The request:
All entries must be extracted exactly, with nothing added or dropped.

Information provided:
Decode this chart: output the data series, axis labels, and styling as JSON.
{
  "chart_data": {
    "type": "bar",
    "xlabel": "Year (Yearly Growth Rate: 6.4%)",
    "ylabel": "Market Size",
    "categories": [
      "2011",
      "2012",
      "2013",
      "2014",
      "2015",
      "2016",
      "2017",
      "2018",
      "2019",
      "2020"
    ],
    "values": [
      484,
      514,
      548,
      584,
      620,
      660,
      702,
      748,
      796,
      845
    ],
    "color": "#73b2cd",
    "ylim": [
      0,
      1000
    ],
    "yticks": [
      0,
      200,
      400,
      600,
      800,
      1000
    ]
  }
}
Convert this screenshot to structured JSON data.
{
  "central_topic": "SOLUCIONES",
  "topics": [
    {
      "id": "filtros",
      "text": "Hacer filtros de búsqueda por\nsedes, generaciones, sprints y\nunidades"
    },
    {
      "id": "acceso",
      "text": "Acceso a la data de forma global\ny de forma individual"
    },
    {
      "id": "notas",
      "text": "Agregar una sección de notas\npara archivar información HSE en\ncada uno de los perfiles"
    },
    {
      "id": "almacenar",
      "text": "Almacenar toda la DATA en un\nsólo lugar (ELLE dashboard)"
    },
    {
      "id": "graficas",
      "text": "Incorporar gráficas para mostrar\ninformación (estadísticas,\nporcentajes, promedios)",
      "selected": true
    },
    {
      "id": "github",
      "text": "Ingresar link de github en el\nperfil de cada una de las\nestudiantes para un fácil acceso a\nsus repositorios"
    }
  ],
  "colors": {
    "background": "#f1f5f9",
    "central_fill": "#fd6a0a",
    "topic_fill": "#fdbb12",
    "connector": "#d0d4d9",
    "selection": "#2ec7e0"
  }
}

Solution to this task:
Decode this chart: output the data series, axis labels, and styling as JSON.
{
  "chart_data": {
    "type": "bar",
    "xlabel": "Year (Yearly Growth Rate: 6.4%)",
    "ylabel": "Market Size",
    "categories": [
      "2011",
      "2012",
      "2013",
      "2014",
      "2015",
      "2016",
      "2017",
      "2018",
      "2019",
      "2020"
    ],
    "values": [
      484,
      514,
      548,
      584,
      620,
      660,
      702,
      748,
      796,
      845
    ],
    "color": "#73b2cd",
    "ylim": [
      0,
      1000
    ],
    "yticks": [
      0,
      200,
      400,
      600,
      800,
      1000
    ]
  }
}
Convert this screenshot to structured JSON data.
{
  "central_topic": "SOLUCIONES",
  "topics": [
    {
      "id": "filtros",
      "text": "Hacer filtros de búsqueda por\nsedes, generaciones, sprints y\nunidades"
    },
    {
      "id": "acceso",
      "text": "Acceso a la data de forma global\ny de forma individual"
    },
    {
      "id": "notas",
      "text": "Agregar una sección de notas\npara archivar información HSE en\ncada uno de los perfiles"
    },
    {
      "id": "almacenar",
      "text": "Almacenar toda la DATA en un\nsólo lugar (ELLE dashboard)"
    },
    {
      "id": "graficas",
      "text": "Incorporar gráficas para mostrar\ninformación (estadísticas,\nporcentajes, promedios)",
      "selected": true
    },
    {
      "id": "github",
      "text": "Ingresar link de github en el\nperfil de cada una de las\nestudiantes para un fácil acceso a\nsus repositorios"
    }
  ],
  "colors": {
    "background": "#f1f5f9",
    "central_fill": "#fd6a0a",
    "topic_fill": "#fdbb12",
    "connector": "#d0d4d9",
    "selection": "#2ec7e0"
  }
}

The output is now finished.